• PROBLEM REQUIREMENTS: Some lines in the material below hold the word "this". Copy all of them.

--- --- ---

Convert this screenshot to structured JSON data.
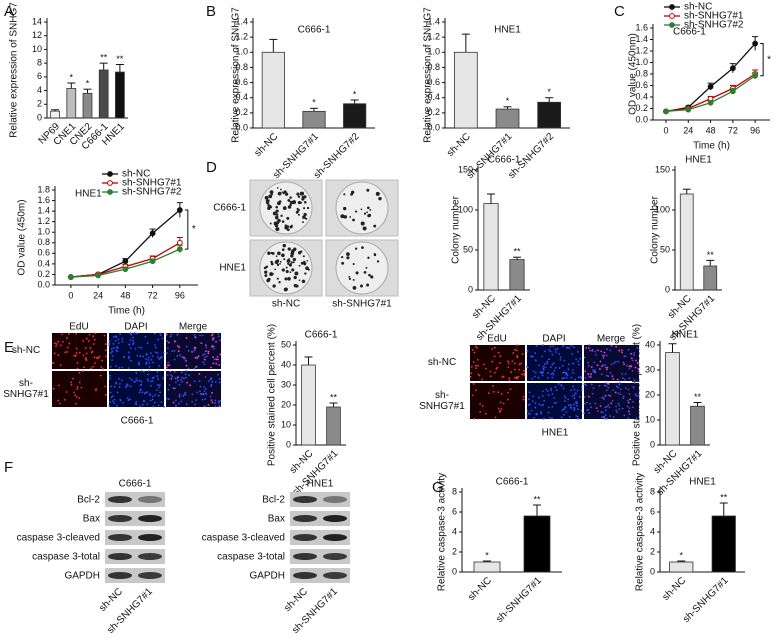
{
  "panels": [
    "A",
    "B",
    "C",
    "D",
    "E",
    "F",
    "G"
  ],
  "chart_data": [
    {
      "type": "bar",
      "ylabel": "Relative expression of SNHG7",
      "categories": [
        "NP69",
        "CNE1",
        "CNE2",
        "C666-1",
        "HNE1"
      ],
      "values": [
        1.0,
        4.3,
        3.6,
        7.0,
        6.7
      ],
      "errors": [
        0.2,
        0.8,
        0.6,
        1.0,
        1.1
      ],
      "colors": [
        "#f0f0f0",
        "#bdbdbd",
        "#8a8a8a",
        "#4a4a4a",
        "#111111"
      ],
      "annotations": [
        null,
        "*",
        "*",
        "**",
        "**"
      ],
      "ylim": [
        0,
        14
      ],
      "yticks": [
        0,
        2,
        4,
        6,
        8,
        10,
        12,
        14
      ]
    },
    {
      "type": "bar",
      "title": "C666-1",
      "ylabel": "Relative expression of SNHG7",
      "categories": [
        "sh-NC",
        "sh-SNHG7#1",
        "sh-SNHG7#2"
      ],
      "values": [
        1.0,
        0.22,
        0.32
      ],
      "errors": [
        0.17,
        0.04,
        0.05
      ],
      "colors": [
        "#e6e6e6",
        "#8a8a8a",
        "#1a1a1a"
      ],
      "annotations": [
        null,
        "*",
        "*"
      ],
      "ylim": [
        0,
        1.4
      ],
      "yticks": [
        {
          "value": 0,
          "label": "0.0"
        },
        {
          "value": 0.2,
          "label": "0.2"
        },
        {
          "value": 0.4,
          "label": "0.4"
        },
        {
          "value": 0.6,
          "label": "0.6"
        },
        {
          "value": 0.8,
          "label": "0.8"
        },
        {
          "value": 1.0,
          "label": "1.0"
        },
        {
          "value": 1.2,
          "label": "1.2"
        },
        {
          "value": 1.4,
          "label": "1.4"
        }
      ]
    },
    {
      "type": "bar",
      "title": "HNE1",
      "ylabel": "Relative expression of SNHG7",
      "categories": [
        "sh-NC",
        "sh-SNHG7#1",
        "sh-SNHG7#2"
      ],
      "values": [
        1.0,
        0.25,
        0.34
      ],
      "errors": [
        0.24,
        0.03,
        0.06
      ],
      "colors": [
        "#e6e6e6",
        "#8a8a8a",
        "#1a1a1a"
      ],
      "annotations": [
        null,
        "*",
        "*"
      ],
      "ylim": [
        0,
        1.4
      ],
      "yticks": [
        {
          "value": 0,
          "label": "0.0"
        },
        {
          "value": 0.2,
          "label": "0.2"
        },
        {
          "value": 0.4,
          "label": "0.4"
        },
        {
          "value": 0.6,
          "label": "0.6"
        },
        {
          "value": 0.8,
          "label": "0.8"
        },
        {
          "value": 1.0,
          "label": "1.0"
        },
        {
          "value": 1.2,
          "label": "1.2"
        },
        {
          "value": 1.4,
          "label": "1.4"
        }
      ]
    },
    {
      "type": "line",
      "title": "C666-1",
      "ylabel": "OD value (450nm)",
      "xlabel": "Time (h)",
      "x": [
        0,
        24,
        48,
        72,
        96
      ],
      "series": [
        {
          "name": "sh-NC",
          "color": "#111111",
          "fill": "#111111",
          "values": [
            0.15,
            0.22,
            0.58,
            0.9,
            1.33
          ],
          "errors": [
            0.01,
            0.02,
            0.06,
            0.08,
            0.12
          ]
        },
        {
          "name": "sh-SNHG7#1",
          "color": "#c00000",
          "fill": "#ffffff",
          "values": [
            0.15,
            0.2,
            0.37,
            0.55,
            0.8
          ],
          "errors": [
            0.01,
            0.02,
            0.04,
            0.05,
            0.07
          ]
        },
        {
          "name": "sh-SNHG7#2",
          "color": "#2e7d32",
          "fill": "#2e7d32",
          "values": [
            0.15,
            0.18,
            0.3,
            0.5,
            0.77
          ],
          "errors": [
            0.01,
            0.02,
            0.03,
            0.05,
            0.06
          ]
        }
      ],
      "significance": "*",
      "xlim": [
        -14,
        112
      ],
      "xticks": [
        0,
        24,
        48,
        72,
        96
      ],
      "ylim": [
        0,
        1.6
      ],
      "yticks": [
        {
          "value": 0,
          "label": "0.0"
        },
        {
          "value": 0.2,
          "label": "0.2"
        },
        {
          "value": 0.4,
          "label": "0.4"
        },
        {
          "value": 0.6,
          "label": "0.6"
        },
        {
          "value": 0.8,
          "label": "0.8"
        },
        {
          "value": 1.0,
          "label": "1.0"
        },
        {
          "value": 1.2,
          "label": "1.2"
        },
        {
          "value": 1.4,
          "label": "1.4"
        },
        {
          "value": 1.6,
          "label": "1.6"
        }
      ]
    },
    {
      "type": "line",
      "title": "HNE1",
      "ylabel": "OD value (450m)",
      "xlabel": "Time (h)",
      "x": [
        0,
        24,
        48,
        72,
        96
      ],
      "series": [
        {
          "name": "sh-NC",
          "color": "#111111",
          "fill": "#111111",
          "values": [
            0.15,
            0.2,
            0.45,
            0.98,
            1.42
          ],
          "errors": [
            0.01,
            0.02,
            0.05,
            0.08,
            0.14
          ]
        },
        {
          "name": "sh-SNHG7#1",
          "color": "#c00000",
          "fill": "#ffffff",
          "values": [
            0.15,
            0.2,
            0.35,
            0.5,
            0.8
          ],
          "errors": [
            0.01,
            0.02,
            0.04,
            0.05,
            0.1
          ]
        },
        {
          "name": "sh-SNHG7#2",
          "color": "#2e7d32",
          "fill": "#2e7d32",
          "values": [
            0.15,
            0.18,
            0.3,
            0.45,
            0.68
          ],
          "errors": [
            0.01,
            0.02,
            0.03,
            0.04,
            0.07
          ]
        }
      ],
      "significance": "*",
      "xlim": [
        -14,
        112
      ],
      "xticks": [
        0,
        24,
        48,
        72,
        96
      ],
      "ylim": [
        0,
        1.8
      ],
      "yticks": [
        {
          "value": 0,
          "label": "0.0"
        },
        {
          "value": 0.2,
          "label": "0.2"
        },
        {
          "value": 0.4,
          "label": "0.4"
        },
        {
          "value": 0.6,
          "label": "0.6"
        },
        {
          "value": 0.8,
          "label": "0.8"
        },
        {
          "value": 1.0,
          "label": "1.0"
        },
        {
          "value": 1.2,
          "label": "1.2"
        },
        {
          "value": 1.4,
          "label": "1.4"
        },
        {
          "value": 1.6,
          "label": "1.6"
        },
        {
          "value": 1.8,
          "label": "1.8"
        }
      ]
    },
    {
      "type": "bar",
      "title": "C666-1",
      "ylabel": "Colony number",
      "categories": [
        "sh-NC",
        "sh-SNHG7#1"
      ],
      "values": [
        108,
        38
      ],
      "errors": [
        12,
        3
      ],
      "colors": [
        "#e6e6e6",
        "#8a8a8a"
      ],
      "annotations": [
        null,
        "**"
      ],
      "ylim": [
        0,
        150
      ],
      "yticks": [
        0,
        50,
        100,
        150
      ]
    },
    {
      "type": "bar",
      "title": "HNE1",
      "ylabel": "Colony number",
      "categories": [
        "sh-NC",
        "sh-SNHG7#1"
      ],
      "values": [
        120,
        30
      ],
      "errors": [
        6,
        7
      ],
      "colors": [
        "#e6e6e6",
        "#8a8a8a"
      ],
      "annotations": [
        null,
        "**"
      ],
      "ylim": [
        0,
        150
      ],
      "yticks": [
        0,
        50,
        100,
        150
      ]
    },
    {
      "type": "bar",
      "title": "C666-1",
      "ylabel": "Positive stained cell percent (%)",
      "categories": [
        "sh-NC",
        "sh-SNHG7#1"
      ],
      "values": [
        40,
        19
      ],
      "errors": [
        4,
        2
      ],
      "colors": [
        "#e6e6e6",
        "#8a8a8a"
      ],
      "annotations": [
        null,
        "**"
      ],
      "ylim": [
        0,
        50
      ],
      "yticks": [
        0,
        10,
        20,
        30,
        40,
        50
      ]
    },
    {
      "type": "bar",
      "title": "HNE1",
      "ylabel": "Positive stained cell percent (%)",
      "categories": [
        "sh-NC",
        "sh-SNHG7#1"
      ],
      "values": [
        37,
        15.5
      ],
      "errors": [
        3.5,
        1.5
      ],
      "colors": [
        "#e6e6e6",
        "#8a8a8a"
      ],
      "annotations": [
        null,
        "**"
      ],
      "ylim": [
        0,
        40
      ],
      "yticks": [
        0,
        10,
        20,
        30,
        40
      ]
    },
    {
      "type": "bar",
      "title": "C666-1",
      "ylabel": "Relative caspase-3 activity",
      "categories": [
        "sh-NC",
        "sh-SNHG7#1"
      ],
      "values": [
        1.0,
        5.6
      ],
      "errors": [
        0.1,
        1.1
      ],
      "colors": [
        "#e6e6e6",
        "#000000"
      ],
      "annotations": [
        "*",
        "**"
      ],
      "ylim": [
        0,
        8
      ],
      "yticks": [
        0,
        2,
        4,
        6,
        8
      ]
    },
    {
      "type": "bar",
      "title": "HNE1",
      "ylabel": "Relative caspase-3 activity",
      "categories": [
        "sh-NC",
        "sh-SNHG7#1"
      ],
      "values": [
        1.0,
        5.6
      ],
      "errors": [
        0.1,
        1.3
      ],
      "colors": [
        "#e6e6e6",
        "#000000"
      ],
      "annotations": [
        "*",
        "**"
      ],
      "ylim": [
        0,
        8
      ],
      "yticks": [
        0,
        2,
        4,
        6,
        8
      ]
    }
  ],
  "colony_images": {
    "rows": [
      "C666-1",
      "HNE1"
    ],
    "columns": [
      "sh-NC",
      "sh-SNHG7#1"
    ]
  },
  "if_images": [
    {
      "channels": [
        "EdU",
        "DAPI",
        "Merge"
      ],
      "rows": [
        "sh-NC",
        "sh-SNHG7#1"
      ],
      "cell_line": "C666-1"
    },
    {
      "channels": [
        "EdU",
        "DAPI",
        "Merge"
      ],
      "rows": [
        "sh-NC",
        "sh-SNHG7#1"
      ],
      "cell_line": "HNE1"
    }
  ],
  "western_blots": [
    {
      "title": "C666-1",
      "proteins": [
        "Bcl-2",
        "Bax",
        "caspase 3-cleaved",
        "caspase 3-total",
        "GAPDH"
      ],
      "columns": [
        "sh-NC",
        "sh-SNHG7#1"
      ]
    },
    {
      "title": "HNE1",
      "proteins": [
        "Bcl-2",
        "Bax",
        "caspase 3-cleaved",
        "caspase 3-total",
        "GAPDH"
      ],
      "columns": [
        "sh-NC",
        "sh-SNHG7#1"
      ]
    }
  ]
}
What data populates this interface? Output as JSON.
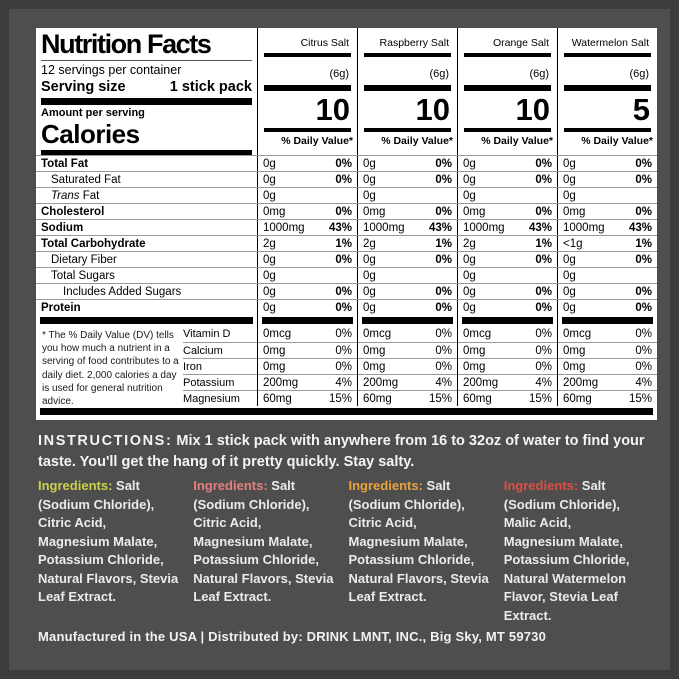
{
  "panel": {
    "title": "Nutrition Facts",
    "servings_per_container": "12 servings per container",
    "serving_size_label": "Serving size",
    "serving_size_value": "1 stick pack",
    "amount_per_serving": "Amount per serving",
    "calories_label": "Calories",
    "dv_header": "% Daily Value*",
    "flavors": [
      {
        "name": "Citrus Salt",
        "weight": "(6g)",
        "calories": "10"
      },
      {
        "name": "Raspberry Salt",
        "weight": "(6g)",
        "calories": "10"
      },
      {
        "name": "Orange Salt",
        "weight": "(6g)",
        "calories": "10"
      },
      {
        "name": "Watermelon Salt",
        "weight": "(6g)",
        "calories": "5"
      }
    ],
    "rows": [
      {
        "label": "Total Fat",
        "values": [
          {
            "amt": "0g",
            "dv": "0%"
          },
          {
            "amt": "0g",
            "dv": "0%"
          },
          {
            "amt": "0g",
            "dv": "0%"
          },
          {
            "amt": "0g",
            "dv": "0%"
          }
        ]
      },
      {
        "label": "Saturated Fat",
        "values": [
          {
            "amt": "0g",
            "dv": "0%"
          },
          {
            "amt": "0g",
            "dv": "0%"
          },
          {
            "amt": "0g",
            "dv": "0%"
          },
          {
            "amt": "0g",
            "dv": "0%"
          }
        ]
      },
      {
        "label_italic": "Trans",
        "label_rest": " Fat",
        "values": [
          {
            "amt": "0g",
            "dv": ""
          },
          {
            "amt": "0g",
            "dv": ""
          },
          {
            "amt": "0g",
            "dv": ""
          },
          {
            "amt": "0g",
            "dv": ""
          }
        ]
      },
      {
        "label": "Cholesterol",
        "values": [
          {
            "amt": "0mg",
            "dv": "0%"
          },
          {
            "amt": "0mg",
            "dv": "0%"
          },
          {
            "amt": "0mg",
            "dv": "0%"
          },
          {
            "amt": "0mg",
            "dv": "0%"
          }
        ]
      },
      {
        "label": "Sodium",
        "values": [
          {
            "amt": "1000mg",
            "dv": "43%"
          },
          {
            "amt": "1000mg",
            "dv": "43%"
          },
          {
            "amt": "1000mg",
            "dv": "43%"
          },
          {
            "amt": "1000mg",
            "dv": "43%"
          }
        ]
      },
      {
        "label": "Total Carbohydrate",
        "values": [
          {
            "amt": "2g",
            "dv": "1%"
          },
          {
            "amt": "2g",
            "dv": "1%"
          },
          {
            "amt": "2g",
            "dv": "1%"
          },
          {
            "amt": "<1g",
            "dv": "1%"
          }
        ]
      },
      {
        "label": "Dietary Fiber",
        "values": [
          {
            "amt": "0g",
            "dv": "0%"
          },
          {
            "amt": "0g",
            "dv": "0%"
          },
          {
            "amt": "0g",
            "dv": "0%"
          },
          {
            "amt": "0g",
            "dv": "0%"
          }
        ]
      },
      {
        "label": "Total Sugars",
        "values": [
          {
            "amt": "0g",
            "dv": ""
          },
          {
            "amt": "0g",
            "dv": ""
          },
          {
            "amt": "0g",
            "dv": ""
          },
          {
            "amt": "0g",
            "dv": ""
          }
        ]
      },
      {
        "label": "Includes Added Sugars",
        "values": [
          {
            "amt": "0g",
            "dv": "0%"
          },
          {
            "amt": "0g",
            "dv": "0%"
          },
          {
            "amt": "0g",
            "dv": "0%"
          },
          {
            "amt": "0g",
            "dv": "0%"
          }
        ]
      },
      {
        "label": "Protein",
        "values": [
          {
            "amt": "0g",
            "dv": "0%"
          },
          {
            "amt": "0g",
            "dv": "0%"
          },
          {
            "amt": "0g",
            "dv": "0%"
          },
          {
            "amt": "0g",
            "dv": "0%"
          }
        ]
      }
    ],
    "footnote": "* The % Daily Value (DV) tells you how much a nutrient in a serving of food contributes to a daily diet. 2,000 calories a day is used for general nutrition advice.",
    "vitamins": [
      {
        "label": "Vitamin D",
        "values": [
          {
            "amt": "0mcg",
            "dv": "0%"
          },
          {
            "amt": "0mcg",
            "dv": "0%"
          },
          {
            "amt": "0mcg",
            "dv": "0%"
          },
          {
            "amt": "0mcg",
            "dv": "0%"
          }
        ]
      },
      {
        "label": "Calcium",
        "values": [
          {
            "amt": "0mg",
            "dv": "0%"
          },
          {
            "amt": "0mg",
            "dv": "0%"
          },
          {
            "amt": "0mg",
            "dv": "0%"
          },
          {
            "amt": "0mg",
            "dv": "0%"
          }
        ]
      },
      {
        "label": "Iron",
        "values": [
          {
            "amt": "0mg",
            "dv": "0%"
          },
          {
            "amt": "0mg",
            "dv": "0%"
          },
          {
            "amt": "0mg",
            "dv": "0%"
          },
          {
            "amt": "0mg",
            "dv": "0%"
          }
        ]
      },
      {
        "label": "Potassium",
        "values": [
          {
            "amt": "200mg",
            "dv": "4%"
          },
          {
            "amt": "200mg",
            "dv": "4%"
          },
          {
            "amt": "200mg",
            "dv": "4%"
          },
          {
            "amt": "200mg",
            "dv": "4%"
          }
        ]
      },
      {
        "label": "Magnesium",
        "values": [
          {
            "amt": "60mg",
            "dv": "15%"
          },
          {
            "amt": "60mg",
            "dv": "15%"
          },
          {
            "amt": "60mg",
            "dv": "15%"
          },
          {
            "amt": "60mg",
            "dv": "15%"
          }
        ]
      }
    ]
  },
  "instructions": {
    "label": "INSTRUCTIONS:",
    "text": "Mix 1 stick pack with anywhere from 16 to 32oz of water to find your taste. You'll get the hang of it pretty quickly. Stay salty."
  },
  "ingredients": [
    {
      "flavor": "Citrus Salt",
      "label": "Ingredients:",
      "color": "#cbd04d",
      "text": "Salt (Sodium Chloride), Citric Acid, Magnesium Malate, Potassium Chloride, Natural Flavors, Stevia Leaf Extract."
    },
    {
      "flavor": "Raspberry Salt",
      "label": "Ingredients:",
      "color": "#e77d7d",
      "text": "Salt (Sodium Chloride), Citric Acid, Magnesium Malate, Potassium Chloride, Natural Flavors, Stevia Leaf Extract."
    },
    {
      "flavor": "Orange Salt",
      "label": "Ingredients:",
      "color": "#e9a43b",
      "text": "Salt (Sodium Chloride), Citric Acid, Magnesium Malate, Potassium Chloride, Natural Flavors, Stevia Leaf Extract."
    },
    {
      "flavor": "Watermelon Salt",
      "label": "Ingredients:",
      "color": "#de4f3f",
      "text": "Salt (Sodium Chloride), Malic Acid, Magnesium Malate, Potassium Chloride, Natural Watermelon Flavor, Stevia Leaf Extract."
    }
  ],
  "footer": {
    "text": "Manufactured in the USA  |  Distributed by: DRINK LMNT, INC., Big Sky, MT 59730"
  }
}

--- --- ---

• OUTPUT BELOW:
Convert this screenshot to structured JSON data.
What data populates this interface? Output as JSON.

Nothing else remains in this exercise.